Data items:
----------

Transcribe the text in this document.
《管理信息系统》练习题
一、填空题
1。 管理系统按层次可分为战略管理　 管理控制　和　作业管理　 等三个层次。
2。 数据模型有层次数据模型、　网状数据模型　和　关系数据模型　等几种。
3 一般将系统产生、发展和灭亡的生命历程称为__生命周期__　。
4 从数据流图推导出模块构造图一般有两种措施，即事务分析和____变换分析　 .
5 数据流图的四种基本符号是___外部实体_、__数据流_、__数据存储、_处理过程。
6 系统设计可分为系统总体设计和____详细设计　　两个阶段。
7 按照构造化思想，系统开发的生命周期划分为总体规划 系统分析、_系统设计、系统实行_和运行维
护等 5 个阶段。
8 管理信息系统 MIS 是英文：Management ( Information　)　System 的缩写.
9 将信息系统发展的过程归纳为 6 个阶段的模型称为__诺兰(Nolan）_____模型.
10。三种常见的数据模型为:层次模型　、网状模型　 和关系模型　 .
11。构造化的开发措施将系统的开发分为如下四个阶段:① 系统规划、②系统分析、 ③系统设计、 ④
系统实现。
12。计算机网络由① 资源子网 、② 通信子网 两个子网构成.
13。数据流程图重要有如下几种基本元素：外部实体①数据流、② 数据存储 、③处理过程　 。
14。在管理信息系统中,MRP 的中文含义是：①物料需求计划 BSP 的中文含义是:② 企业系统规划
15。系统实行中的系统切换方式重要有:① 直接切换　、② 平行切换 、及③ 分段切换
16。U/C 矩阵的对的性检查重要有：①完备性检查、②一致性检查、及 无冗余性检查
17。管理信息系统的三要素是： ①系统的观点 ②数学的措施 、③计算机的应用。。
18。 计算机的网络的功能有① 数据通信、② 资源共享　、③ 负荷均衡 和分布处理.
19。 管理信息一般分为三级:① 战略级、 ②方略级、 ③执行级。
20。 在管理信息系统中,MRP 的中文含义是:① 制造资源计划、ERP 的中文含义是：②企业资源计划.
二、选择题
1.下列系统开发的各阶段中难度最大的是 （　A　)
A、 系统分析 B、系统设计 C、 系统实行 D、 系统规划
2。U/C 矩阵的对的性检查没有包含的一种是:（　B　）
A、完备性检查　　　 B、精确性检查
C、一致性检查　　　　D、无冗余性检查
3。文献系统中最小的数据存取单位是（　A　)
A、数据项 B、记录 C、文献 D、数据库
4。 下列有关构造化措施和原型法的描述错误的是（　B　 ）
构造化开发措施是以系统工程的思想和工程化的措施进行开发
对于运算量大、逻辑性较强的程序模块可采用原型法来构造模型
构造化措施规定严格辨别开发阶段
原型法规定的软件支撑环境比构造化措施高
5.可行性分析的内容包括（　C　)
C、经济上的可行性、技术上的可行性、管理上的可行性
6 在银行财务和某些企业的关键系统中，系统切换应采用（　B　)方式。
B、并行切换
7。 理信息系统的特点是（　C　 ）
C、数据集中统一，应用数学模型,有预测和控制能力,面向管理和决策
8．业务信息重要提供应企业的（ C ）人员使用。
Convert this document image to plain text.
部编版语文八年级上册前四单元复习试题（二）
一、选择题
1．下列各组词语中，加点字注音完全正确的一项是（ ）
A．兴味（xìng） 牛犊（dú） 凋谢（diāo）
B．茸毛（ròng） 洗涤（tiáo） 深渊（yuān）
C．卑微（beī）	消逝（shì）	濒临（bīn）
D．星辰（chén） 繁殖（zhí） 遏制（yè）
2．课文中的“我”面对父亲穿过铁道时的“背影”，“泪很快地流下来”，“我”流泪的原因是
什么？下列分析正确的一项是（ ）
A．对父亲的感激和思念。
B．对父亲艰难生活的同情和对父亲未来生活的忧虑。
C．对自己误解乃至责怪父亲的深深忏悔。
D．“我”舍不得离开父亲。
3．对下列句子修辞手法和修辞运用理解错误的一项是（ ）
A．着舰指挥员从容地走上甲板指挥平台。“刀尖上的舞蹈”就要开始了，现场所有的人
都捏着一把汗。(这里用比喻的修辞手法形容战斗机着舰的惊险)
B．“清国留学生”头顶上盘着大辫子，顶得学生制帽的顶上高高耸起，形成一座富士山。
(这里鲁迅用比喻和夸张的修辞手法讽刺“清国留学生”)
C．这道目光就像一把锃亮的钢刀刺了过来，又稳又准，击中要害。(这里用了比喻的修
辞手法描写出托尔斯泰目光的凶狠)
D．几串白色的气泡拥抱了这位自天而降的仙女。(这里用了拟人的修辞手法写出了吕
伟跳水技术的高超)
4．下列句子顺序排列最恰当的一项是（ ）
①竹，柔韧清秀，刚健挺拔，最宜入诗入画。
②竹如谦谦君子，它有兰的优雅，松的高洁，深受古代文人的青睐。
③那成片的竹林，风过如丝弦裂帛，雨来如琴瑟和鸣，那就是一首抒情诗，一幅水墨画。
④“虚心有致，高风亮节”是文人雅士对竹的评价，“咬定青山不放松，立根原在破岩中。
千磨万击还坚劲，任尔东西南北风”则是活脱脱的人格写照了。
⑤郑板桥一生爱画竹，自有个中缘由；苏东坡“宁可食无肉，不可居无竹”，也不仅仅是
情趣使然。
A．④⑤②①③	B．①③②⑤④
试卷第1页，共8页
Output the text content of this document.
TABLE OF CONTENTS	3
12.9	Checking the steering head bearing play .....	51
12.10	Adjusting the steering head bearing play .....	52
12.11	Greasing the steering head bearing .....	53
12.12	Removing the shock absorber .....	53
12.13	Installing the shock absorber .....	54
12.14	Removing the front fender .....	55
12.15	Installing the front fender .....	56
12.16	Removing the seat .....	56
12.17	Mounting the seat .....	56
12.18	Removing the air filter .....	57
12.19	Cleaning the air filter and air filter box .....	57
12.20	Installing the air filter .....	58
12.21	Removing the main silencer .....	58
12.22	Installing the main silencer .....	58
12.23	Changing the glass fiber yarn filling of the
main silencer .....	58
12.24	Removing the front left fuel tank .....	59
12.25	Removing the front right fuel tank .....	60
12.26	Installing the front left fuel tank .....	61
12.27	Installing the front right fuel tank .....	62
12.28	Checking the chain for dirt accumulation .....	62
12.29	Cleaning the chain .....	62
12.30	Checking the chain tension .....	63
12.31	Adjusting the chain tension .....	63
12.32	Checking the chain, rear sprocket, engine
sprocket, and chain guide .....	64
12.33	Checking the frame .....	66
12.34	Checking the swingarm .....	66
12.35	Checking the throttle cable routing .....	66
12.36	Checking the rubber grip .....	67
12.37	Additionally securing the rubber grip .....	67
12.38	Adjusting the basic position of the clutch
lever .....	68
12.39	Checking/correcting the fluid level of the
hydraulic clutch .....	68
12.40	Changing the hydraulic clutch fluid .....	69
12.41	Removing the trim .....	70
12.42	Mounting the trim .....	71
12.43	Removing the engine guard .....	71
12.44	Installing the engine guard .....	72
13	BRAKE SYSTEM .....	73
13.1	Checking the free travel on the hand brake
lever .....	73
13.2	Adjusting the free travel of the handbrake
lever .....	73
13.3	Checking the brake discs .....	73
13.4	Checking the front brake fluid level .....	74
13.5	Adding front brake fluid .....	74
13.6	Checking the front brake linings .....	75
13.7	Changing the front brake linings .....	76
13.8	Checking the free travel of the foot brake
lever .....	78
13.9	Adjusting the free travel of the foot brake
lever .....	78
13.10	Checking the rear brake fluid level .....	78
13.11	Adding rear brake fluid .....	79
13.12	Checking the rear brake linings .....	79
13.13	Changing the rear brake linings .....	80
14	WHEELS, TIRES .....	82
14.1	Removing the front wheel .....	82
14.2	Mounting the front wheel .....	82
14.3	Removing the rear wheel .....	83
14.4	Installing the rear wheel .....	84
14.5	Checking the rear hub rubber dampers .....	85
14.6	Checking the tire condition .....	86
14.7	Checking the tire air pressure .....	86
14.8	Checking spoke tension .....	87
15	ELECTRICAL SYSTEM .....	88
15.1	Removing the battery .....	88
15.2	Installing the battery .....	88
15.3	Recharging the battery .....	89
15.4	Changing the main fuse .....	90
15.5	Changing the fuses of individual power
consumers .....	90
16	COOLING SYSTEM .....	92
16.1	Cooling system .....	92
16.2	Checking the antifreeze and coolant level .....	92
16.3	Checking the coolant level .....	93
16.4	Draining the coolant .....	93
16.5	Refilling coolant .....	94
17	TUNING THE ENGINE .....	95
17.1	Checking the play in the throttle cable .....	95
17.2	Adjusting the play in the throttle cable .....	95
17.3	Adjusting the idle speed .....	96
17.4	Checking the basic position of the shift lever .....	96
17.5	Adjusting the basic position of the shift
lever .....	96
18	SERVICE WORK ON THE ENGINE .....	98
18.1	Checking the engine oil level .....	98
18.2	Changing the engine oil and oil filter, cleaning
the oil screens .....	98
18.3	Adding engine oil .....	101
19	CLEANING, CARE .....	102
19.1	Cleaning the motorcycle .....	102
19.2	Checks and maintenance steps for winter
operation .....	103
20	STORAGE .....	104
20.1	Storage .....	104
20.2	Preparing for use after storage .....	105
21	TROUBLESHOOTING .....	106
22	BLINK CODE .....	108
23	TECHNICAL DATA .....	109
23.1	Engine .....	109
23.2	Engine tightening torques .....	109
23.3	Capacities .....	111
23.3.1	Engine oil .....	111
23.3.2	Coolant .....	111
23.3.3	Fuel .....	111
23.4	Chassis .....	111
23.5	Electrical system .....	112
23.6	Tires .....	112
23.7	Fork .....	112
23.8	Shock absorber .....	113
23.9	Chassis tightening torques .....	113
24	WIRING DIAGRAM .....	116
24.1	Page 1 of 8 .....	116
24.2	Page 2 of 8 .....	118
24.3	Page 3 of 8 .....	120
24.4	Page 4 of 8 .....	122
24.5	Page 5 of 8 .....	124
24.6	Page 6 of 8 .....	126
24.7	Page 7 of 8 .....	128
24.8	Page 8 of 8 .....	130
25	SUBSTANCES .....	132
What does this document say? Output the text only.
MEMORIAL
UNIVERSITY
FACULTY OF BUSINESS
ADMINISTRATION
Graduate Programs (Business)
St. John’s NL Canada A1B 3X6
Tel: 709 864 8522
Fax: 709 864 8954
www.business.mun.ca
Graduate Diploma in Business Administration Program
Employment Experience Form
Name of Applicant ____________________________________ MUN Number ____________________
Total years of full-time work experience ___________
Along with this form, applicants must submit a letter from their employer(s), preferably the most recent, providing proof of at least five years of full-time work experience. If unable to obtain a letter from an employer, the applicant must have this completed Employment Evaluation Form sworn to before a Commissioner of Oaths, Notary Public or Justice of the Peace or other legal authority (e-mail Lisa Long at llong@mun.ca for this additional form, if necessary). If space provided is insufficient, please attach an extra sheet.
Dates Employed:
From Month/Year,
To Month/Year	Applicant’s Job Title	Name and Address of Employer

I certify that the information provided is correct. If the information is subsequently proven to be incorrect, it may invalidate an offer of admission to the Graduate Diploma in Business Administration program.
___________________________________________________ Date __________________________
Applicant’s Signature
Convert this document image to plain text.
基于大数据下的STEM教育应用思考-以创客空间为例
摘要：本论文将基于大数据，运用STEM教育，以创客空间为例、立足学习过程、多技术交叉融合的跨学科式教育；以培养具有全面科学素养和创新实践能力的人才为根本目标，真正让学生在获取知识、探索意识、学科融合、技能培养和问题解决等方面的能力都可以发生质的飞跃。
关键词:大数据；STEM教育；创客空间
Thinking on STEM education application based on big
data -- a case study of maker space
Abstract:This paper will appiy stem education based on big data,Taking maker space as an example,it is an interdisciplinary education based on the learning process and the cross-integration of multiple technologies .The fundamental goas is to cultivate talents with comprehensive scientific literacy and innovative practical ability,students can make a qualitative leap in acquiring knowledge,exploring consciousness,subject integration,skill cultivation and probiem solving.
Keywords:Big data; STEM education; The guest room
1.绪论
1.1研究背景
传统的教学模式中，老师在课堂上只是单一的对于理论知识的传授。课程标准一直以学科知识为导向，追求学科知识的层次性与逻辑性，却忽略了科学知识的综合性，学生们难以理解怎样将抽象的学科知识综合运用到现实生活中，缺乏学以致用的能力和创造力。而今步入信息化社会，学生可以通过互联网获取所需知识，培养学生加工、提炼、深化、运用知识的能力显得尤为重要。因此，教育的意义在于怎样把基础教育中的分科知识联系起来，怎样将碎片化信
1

----------

Pick out every line with the string "basic" and copy it.

▶ _THE ANSWER_:
12.38	Adjusting the basic position of the clutch
17.4	Checking the basic position of the shift lever .....	96
17.5	Adjusting the basic position of the shift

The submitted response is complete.